======== Items

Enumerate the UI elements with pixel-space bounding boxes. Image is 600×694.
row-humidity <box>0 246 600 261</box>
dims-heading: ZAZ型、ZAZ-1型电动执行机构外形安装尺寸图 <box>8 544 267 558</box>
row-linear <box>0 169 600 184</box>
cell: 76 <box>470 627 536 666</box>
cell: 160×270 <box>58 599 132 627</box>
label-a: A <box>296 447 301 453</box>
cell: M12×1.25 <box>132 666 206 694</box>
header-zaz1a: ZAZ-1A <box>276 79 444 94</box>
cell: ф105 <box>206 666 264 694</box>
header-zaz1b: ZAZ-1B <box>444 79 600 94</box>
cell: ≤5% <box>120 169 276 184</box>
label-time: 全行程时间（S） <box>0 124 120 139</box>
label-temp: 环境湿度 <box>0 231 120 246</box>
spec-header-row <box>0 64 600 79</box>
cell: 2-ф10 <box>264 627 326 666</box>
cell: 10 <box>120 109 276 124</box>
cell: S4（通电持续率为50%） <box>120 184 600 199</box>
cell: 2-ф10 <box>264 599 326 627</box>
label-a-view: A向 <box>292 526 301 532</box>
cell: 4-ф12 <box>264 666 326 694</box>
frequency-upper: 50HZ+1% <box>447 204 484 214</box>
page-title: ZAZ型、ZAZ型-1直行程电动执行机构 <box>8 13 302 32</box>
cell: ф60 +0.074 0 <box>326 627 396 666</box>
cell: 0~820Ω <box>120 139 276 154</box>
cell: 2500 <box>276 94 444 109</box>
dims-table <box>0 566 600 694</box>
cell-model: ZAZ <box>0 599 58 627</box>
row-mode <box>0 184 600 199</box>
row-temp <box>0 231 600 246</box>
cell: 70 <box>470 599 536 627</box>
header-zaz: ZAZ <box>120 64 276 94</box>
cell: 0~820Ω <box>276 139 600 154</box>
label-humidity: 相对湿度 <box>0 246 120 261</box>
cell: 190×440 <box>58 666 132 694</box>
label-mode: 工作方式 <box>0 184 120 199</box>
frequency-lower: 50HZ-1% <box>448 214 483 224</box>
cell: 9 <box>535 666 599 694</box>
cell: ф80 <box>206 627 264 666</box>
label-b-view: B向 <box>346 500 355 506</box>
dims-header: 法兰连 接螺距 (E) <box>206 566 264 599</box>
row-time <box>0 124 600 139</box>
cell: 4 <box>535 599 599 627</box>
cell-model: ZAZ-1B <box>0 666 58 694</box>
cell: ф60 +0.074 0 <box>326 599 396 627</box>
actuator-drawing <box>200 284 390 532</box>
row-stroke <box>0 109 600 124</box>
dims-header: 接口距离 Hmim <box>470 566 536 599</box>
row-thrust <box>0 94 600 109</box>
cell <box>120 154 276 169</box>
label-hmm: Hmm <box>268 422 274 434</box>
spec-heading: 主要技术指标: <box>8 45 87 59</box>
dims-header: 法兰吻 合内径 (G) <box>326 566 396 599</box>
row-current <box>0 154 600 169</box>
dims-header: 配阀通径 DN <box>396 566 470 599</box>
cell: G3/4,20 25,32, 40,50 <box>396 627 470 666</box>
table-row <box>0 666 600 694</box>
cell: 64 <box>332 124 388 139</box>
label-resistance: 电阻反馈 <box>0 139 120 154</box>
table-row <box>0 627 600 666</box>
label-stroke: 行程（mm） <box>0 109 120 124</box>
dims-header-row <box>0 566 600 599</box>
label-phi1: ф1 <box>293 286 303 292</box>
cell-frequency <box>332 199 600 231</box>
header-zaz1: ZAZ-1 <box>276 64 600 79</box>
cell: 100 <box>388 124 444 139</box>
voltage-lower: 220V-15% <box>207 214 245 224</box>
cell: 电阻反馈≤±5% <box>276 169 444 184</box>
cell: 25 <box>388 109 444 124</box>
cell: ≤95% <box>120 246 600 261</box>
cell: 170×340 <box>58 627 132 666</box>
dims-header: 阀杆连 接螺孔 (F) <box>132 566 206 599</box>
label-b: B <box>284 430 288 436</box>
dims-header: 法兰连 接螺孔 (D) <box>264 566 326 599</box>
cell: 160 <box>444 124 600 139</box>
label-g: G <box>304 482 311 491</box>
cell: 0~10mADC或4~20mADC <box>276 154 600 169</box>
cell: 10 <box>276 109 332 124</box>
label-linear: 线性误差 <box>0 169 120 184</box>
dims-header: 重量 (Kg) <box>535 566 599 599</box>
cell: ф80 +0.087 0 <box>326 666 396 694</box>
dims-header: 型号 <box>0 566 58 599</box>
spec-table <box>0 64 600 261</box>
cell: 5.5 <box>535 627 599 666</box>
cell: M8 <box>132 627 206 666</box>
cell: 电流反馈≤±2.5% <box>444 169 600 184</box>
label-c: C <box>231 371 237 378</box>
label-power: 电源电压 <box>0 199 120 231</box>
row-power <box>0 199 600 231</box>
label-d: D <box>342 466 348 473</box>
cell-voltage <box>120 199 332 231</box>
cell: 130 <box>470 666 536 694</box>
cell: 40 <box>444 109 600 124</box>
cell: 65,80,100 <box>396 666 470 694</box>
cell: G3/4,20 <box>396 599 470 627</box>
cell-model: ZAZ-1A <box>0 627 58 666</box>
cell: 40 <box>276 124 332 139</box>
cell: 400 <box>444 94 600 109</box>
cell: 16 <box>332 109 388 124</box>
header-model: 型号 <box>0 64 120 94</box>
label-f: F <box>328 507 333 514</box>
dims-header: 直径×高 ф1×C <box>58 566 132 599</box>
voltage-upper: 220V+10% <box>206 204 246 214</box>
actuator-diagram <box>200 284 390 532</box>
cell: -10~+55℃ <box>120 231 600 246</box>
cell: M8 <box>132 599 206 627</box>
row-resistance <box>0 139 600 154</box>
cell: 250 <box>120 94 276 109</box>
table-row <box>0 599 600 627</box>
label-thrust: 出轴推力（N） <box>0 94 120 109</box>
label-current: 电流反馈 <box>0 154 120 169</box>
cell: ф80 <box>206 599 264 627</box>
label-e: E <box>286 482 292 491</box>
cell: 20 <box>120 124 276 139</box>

================

▶ _Task instructions_
Write out every line of the entries above, word for word and in the same order.

▶ _Result_
Enumerate the UI elements with pixel-space bounding boxes. Image is 600×694.
row-humidity <box>0 246 600 261</box>
dims-heading: ZAZ型、ZAZ-1型电动执行机构外形安装尺寸图 <box>8 544 267 558</box>
row-linear <box>0 169 600 184</box>
cell: 76 <box>470 627 536 666</box>
cell: 160×270 <box>58 599 132 627</box>
label-a: A <box>296 447 301 453</box>
cell: M12×1.25 <box>132 666 206 694</box>
header-zaz1a: ZAZ-1A <box>276 79 444 94</box>
cell: ф105 <box>206 666 264 694</box>
header-zaz1b: ZAZ-1B <box>444 79 600 94</box>
cell: ≤5% <box>120 169 276 184</box>
label-time: 全行程时间（S） <box>0 124 120 139</box>
label-temp: 环境湿度 <box>0 231 120 246</box>
spec-header-row <box>0 64 600 79</box>
cell: 2-ф10 <box>264 627 326 666</box>
cell: 10 <box>120 109 276 124</box>
cell: S4（通电持续率为50%） <box>120 184 600 199</box>
cell: 2-ф10 <box>264 599 326 627</box>
label-a-view: A向 <box>292 526 301 532</box>
cell: 4-ф12 <box>264 666 326 694</box>
frequency-upper: 50HZ+1% <box>447 204 484 214</box>
page-title: ZAZ型、ZAZ型-1直行程电动执行机构 <box>8 13 302 32</box>
cell: ф60 +0.074 0 <box>326 627 396 666</box>
cell: 0~820Ω <box>120 139 276 154</box>
cell: 2500 <box>276 94 444 109</box>
dims-table <box>0 566 600 694</box>
cell-model: ZAZ <box>0 599 58 627</box>
row-mode <box>0 184 600 199</box>
row-temp <box>0 231 600 246</box>
cell: 70 <box>470 599 536 627</box>
header-zaz: ZAZ <box>120 64 276 94</box>
cell: 0~820Ω <box>276 139 600 154</box>
label-humidity: 相对湿度 <box>0 246 120 261</box>
cell: 190×440 <box>58 666 132 694</box>
label-mode: 工作方式 <box>0 184 120 199</box>
frequency-lower: 50HZ-1% <box>448 214 483 224</box>
cell: 9 <box>535 666 599 694</box>
cell: ф80 <box>206 627 264 666</box>
label-b-view: B向 <box>346 500 355 506</box>
dims-header: 法兰连 接螺距 (E) <box>206 566 264 599</box>
row-time <box>0 124 600 139</box>
cell: 4 <box>535 599 599 627</box>
cell-model: ZAZ-1B <box>0 666 58 694</box>
cell: ф60 +0.074 0 <box>326 599 396 627</box>
actuator-drawing <box>200 284 390 532</box>
row-stroke <box>0 109 600 124</box>
dims-header: 接口距离 Hmim <box>470 566 536 599</box>
row-thrust <box>0 94 600 109</box>
cell <box>120 154 276 169</box>
label-hmm: Hmm <box>268 422 274 434</box>
spec-heading: 主要技术指标: <box>8 45 87 59</box>
dims-header: 法兰吻 合内径 (G) <box>326 566 396 599</box>
row-current <box>0 154 600 169</box>
dims-header: 配阀通径 DN <box>396 566 470 599</box>
cell: G3/4,20 25,32, 40,50 <box>396 627 470 666</box>
table-row <box>0 666 600 694</box>
cell: 64 <box>332 124 388 139</box>
label-resistance: 电阻反馈 <box>0 139 120 154</box>
table-row <box>0 627 600 666</box>
label-stroke: 行程（mm） <box>0 109 120 124</box>
dims-header-row <box>0 566 600 599</box>
label-phi1: ф1 <box>293 286 303 292</box>
cell-frequency <box>332 199 600 231</box>
header-zaz1: ZAZ-1 <box>276 64 600 79</box>
cell: 100 <box>388 124 444 139</box>
voltage-lower: 220V-15% <box>207 214 245 224</box>
cell: 电阻反馈≤±5% <box>276 169 444 184</box>
cell: 25 <box>388 109 444 124</box>
cell: ≤95% <box>120 246 600 261</box>
cell: 170×340 <box>58 627 132 666</box>
dims-header: 阀杆连 接螺孔 (F) <box>132 566 206 599</box>
label-b: B <box>284 430 288 436</box>
dims-header: 法兰连 接螺孔 (D) <box>264 566 326 599</box>
cell: 160 <box>444 124 600 139</box>
label-g: G <box>304 482 311 491</box>
cell: 0~10mADC或4~20mADC <box>276 154 600 169</box>
cell: 10 <box>276 109 332 124</box>
label-linear: 线性误差 <box>0 169 120 184</box>
dims-header: 重量 (Kg) <box>535 566 599 599</box>
cell: ф80 +0.087 0 <box>326 666 396 694</box>
dims-header: 型号 <box>0 566 58 599</box>
spec-table <box>0 64 600 261</box>
cell: 5.5 <box>535 627 599 666</box>
cell: M8 <box>132 627 206 666</box>
cell: 电流反馈≤±2.5% <box>444 169 600 184</box>
label-c: C <box>231 371 237 378</box>
label-power: 电源电压 <box>0 199 120 231</box>
row-power <box>0 199 600 231</box>
label-d: D <box>342 466 348 473</box>
cell-voltage <box>120 199 332 231</box>
cell: 130 <box>470 666 536 694</box>
cell: 40 <box>444 109 600 124</box>
cell: 65,80,100 <box>396 666 470 694</box>
cell: G3/4,20 <box>396 599 470 627</box>
cell-model: ZAZ-1A <box>0 627 58 666</box>
cell: 40 <box>276 124 332 139</box>
cell: 400 <box>444 94 600 109</box>
cell: 16 <box>332 109 388 124</box>
header-model: 型号 <box>0 64 120 94</box>
label-f: F <box>328 507 333 514</box>
dims-header: 直径×高 ф1×C <box>58 566 132 599</box>
voltage-upper: 220V+10% <box>206 204 246 214</box>
actuator-diagram <box>200 284 390 532</box>
cell: -10~+55℃ <box>120 231 600 246</box>
cell: M8 <box>132 599 206 627</box>
row-resistance <box>0 139 600 154</box>
cell: 250 <box>120 94 276 109</box>
table-row <box>0 599 600 627</box>
label-thrust: 出轴推力（N） <box>0 94 120 109</box>
label-current: 电流反馈 <box>0 154 120 169</box>
cell: ф80 <box>206 599 264 627</box>
label-e: E <box>286 482 292 491</box>
cell: 20 <box>120 124 276 139</box>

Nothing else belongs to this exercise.